- _Aim of the task_:
Pick out the lines containing "jpeg".

# Start of Extracted entries

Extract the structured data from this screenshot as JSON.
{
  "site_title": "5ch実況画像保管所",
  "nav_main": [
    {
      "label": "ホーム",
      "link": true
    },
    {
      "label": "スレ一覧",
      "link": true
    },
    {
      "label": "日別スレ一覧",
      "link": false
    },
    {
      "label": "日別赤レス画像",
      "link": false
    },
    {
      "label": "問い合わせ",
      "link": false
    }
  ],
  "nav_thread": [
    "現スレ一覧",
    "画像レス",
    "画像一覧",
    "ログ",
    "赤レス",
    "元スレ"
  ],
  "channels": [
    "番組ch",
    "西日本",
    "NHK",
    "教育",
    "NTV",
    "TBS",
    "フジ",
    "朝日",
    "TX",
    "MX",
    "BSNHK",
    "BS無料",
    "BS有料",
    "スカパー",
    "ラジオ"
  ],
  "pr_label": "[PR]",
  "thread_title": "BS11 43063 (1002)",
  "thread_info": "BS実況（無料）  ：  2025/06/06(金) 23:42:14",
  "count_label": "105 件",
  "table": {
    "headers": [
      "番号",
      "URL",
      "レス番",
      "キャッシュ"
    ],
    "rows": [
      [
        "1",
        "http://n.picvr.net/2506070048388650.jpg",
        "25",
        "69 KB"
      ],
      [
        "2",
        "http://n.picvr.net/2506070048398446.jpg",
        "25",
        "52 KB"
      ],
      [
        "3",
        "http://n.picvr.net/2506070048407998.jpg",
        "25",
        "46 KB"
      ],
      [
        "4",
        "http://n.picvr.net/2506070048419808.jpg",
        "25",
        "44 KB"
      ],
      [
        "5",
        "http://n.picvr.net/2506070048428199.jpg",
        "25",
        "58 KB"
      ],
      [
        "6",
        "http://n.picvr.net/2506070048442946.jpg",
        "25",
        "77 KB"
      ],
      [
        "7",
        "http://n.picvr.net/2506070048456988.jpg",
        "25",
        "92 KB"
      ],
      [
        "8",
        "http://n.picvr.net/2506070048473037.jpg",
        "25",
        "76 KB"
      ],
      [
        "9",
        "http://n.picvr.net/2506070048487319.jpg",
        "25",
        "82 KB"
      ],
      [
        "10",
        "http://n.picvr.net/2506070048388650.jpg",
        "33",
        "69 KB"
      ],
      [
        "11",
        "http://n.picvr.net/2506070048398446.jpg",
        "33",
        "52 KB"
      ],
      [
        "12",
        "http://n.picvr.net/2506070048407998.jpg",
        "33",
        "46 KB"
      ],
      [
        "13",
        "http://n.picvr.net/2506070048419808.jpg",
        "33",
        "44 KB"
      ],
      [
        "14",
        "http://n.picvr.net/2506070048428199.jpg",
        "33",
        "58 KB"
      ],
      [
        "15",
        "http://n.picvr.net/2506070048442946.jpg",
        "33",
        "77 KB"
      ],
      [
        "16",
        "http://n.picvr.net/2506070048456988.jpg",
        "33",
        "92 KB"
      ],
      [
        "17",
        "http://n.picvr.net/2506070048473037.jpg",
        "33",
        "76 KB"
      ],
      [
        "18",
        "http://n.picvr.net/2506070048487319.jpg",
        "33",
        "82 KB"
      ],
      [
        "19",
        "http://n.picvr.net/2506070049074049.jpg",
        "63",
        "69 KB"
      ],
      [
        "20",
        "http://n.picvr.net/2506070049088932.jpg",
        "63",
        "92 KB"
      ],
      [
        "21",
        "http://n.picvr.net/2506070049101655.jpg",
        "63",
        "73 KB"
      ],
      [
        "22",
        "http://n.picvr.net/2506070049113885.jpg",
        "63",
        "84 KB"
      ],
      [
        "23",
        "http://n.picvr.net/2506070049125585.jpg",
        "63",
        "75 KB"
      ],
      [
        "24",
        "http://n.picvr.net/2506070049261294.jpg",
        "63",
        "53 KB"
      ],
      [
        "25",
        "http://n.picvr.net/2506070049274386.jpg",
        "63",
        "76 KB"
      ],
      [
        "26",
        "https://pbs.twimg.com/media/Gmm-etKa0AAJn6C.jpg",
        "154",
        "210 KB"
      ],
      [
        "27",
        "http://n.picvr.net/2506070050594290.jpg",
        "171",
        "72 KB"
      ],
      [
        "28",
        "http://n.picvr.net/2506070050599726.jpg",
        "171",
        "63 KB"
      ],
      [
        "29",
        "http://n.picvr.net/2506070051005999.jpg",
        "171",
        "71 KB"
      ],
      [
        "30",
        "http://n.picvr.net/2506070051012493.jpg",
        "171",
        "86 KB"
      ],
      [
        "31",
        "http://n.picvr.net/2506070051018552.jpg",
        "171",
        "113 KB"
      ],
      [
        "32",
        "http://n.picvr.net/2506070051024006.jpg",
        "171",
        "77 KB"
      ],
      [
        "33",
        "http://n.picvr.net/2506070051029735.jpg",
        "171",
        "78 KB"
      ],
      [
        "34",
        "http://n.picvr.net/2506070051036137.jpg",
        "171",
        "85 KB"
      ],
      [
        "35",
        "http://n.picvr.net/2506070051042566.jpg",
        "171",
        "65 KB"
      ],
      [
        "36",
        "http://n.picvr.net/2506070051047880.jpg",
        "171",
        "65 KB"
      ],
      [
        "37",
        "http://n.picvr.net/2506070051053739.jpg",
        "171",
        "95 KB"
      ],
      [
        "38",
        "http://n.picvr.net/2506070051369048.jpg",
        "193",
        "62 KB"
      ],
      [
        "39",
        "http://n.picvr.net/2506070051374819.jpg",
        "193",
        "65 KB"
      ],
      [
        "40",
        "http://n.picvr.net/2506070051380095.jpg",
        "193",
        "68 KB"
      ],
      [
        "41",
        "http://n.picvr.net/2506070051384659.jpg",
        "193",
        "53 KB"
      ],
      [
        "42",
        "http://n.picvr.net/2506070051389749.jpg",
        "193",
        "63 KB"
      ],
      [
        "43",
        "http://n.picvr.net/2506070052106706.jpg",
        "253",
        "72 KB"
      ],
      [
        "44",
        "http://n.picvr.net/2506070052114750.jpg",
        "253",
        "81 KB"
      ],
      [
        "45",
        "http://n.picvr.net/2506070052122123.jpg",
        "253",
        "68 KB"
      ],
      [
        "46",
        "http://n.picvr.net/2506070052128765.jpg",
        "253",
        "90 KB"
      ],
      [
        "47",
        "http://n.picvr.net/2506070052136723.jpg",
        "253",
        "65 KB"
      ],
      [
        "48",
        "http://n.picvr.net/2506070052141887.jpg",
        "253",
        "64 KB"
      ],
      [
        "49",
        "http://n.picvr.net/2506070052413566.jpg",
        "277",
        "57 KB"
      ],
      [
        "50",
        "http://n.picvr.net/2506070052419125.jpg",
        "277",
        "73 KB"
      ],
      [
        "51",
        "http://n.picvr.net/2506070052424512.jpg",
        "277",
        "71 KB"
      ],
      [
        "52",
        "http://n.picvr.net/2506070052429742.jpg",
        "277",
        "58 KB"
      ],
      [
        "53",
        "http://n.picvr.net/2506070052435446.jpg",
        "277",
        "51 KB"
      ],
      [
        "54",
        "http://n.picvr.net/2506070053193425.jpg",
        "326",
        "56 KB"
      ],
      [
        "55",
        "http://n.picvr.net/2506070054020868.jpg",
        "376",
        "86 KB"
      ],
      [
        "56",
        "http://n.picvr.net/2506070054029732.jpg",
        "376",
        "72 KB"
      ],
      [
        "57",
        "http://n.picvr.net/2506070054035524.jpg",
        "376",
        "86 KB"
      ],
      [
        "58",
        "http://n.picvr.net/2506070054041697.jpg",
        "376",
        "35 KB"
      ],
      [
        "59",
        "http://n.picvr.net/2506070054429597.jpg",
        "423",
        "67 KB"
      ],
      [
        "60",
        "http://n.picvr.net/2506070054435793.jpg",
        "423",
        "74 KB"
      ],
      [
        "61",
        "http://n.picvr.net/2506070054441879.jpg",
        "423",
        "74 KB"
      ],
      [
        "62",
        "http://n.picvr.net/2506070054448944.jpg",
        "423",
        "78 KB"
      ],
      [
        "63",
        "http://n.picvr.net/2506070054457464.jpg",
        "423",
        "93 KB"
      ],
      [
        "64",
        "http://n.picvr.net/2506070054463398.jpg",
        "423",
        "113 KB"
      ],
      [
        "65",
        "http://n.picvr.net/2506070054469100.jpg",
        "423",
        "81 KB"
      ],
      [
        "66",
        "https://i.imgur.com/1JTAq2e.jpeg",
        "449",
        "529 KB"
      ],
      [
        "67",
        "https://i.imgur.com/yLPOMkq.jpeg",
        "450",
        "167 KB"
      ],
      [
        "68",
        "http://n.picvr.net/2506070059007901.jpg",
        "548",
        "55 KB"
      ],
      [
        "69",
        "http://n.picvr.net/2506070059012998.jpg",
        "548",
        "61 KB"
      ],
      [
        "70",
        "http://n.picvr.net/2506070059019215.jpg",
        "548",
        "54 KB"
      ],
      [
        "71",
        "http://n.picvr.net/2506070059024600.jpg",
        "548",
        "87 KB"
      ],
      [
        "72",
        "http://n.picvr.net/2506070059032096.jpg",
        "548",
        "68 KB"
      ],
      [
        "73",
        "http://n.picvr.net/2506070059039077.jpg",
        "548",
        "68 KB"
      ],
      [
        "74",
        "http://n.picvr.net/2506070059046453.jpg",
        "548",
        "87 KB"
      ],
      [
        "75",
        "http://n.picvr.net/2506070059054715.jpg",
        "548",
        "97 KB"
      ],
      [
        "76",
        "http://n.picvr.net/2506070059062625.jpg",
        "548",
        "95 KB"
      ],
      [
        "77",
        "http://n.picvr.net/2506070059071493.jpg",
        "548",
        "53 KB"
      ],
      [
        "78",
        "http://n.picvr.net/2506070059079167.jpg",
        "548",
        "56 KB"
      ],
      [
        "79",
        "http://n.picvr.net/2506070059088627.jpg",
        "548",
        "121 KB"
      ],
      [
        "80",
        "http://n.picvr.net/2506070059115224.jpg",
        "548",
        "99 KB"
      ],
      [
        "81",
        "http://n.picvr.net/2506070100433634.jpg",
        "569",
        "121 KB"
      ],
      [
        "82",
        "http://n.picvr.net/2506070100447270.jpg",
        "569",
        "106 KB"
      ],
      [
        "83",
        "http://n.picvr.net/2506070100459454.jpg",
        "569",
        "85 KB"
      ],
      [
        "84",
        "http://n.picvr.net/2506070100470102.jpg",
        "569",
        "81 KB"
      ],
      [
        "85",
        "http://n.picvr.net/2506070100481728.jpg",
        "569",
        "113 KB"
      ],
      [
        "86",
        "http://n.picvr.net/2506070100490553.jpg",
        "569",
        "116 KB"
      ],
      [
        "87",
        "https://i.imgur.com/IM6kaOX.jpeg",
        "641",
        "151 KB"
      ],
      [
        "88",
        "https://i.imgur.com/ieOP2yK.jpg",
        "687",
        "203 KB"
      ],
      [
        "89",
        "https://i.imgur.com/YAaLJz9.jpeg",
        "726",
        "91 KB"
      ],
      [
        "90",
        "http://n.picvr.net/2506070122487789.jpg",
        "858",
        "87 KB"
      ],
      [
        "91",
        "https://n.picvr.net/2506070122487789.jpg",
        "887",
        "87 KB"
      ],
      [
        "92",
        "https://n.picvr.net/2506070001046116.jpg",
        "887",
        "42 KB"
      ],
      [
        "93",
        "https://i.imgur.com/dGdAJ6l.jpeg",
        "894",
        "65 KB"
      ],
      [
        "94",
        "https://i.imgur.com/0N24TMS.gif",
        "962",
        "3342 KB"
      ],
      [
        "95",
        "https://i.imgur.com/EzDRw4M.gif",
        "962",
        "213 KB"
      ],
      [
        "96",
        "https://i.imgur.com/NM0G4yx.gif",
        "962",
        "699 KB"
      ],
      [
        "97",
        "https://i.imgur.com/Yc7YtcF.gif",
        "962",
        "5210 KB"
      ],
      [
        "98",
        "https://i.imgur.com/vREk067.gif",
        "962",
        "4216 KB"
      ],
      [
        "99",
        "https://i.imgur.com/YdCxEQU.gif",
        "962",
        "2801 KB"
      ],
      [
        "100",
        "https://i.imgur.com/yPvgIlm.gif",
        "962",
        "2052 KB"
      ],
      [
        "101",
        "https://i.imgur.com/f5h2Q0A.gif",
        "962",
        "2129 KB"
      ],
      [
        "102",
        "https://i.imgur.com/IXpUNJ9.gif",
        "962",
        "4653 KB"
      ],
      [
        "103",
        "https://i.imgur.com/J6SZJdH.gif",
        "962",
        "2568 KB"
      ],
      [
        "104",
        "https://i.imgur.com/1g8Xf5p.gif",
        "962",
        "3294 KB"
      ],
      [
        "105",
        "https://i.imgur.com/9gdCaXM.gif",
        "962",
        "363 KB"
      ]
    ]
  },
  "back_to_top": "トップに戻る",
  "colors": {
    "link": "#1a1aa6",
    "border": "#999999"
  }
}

# End of Extracted entries

- _Output for this exercise_:
        "https://i.imgur.com/1JTAq2e.jpeg",
        "https://i.imgur.com/yLPOMkq.jpeg",
        "https://i.imgur.com/IM6kaOX.jpeg",
        "https://i.imgur.com/YAaLJz9.jpeg",
        "https://i.imgur.com/dGdAJ6l.jpeg",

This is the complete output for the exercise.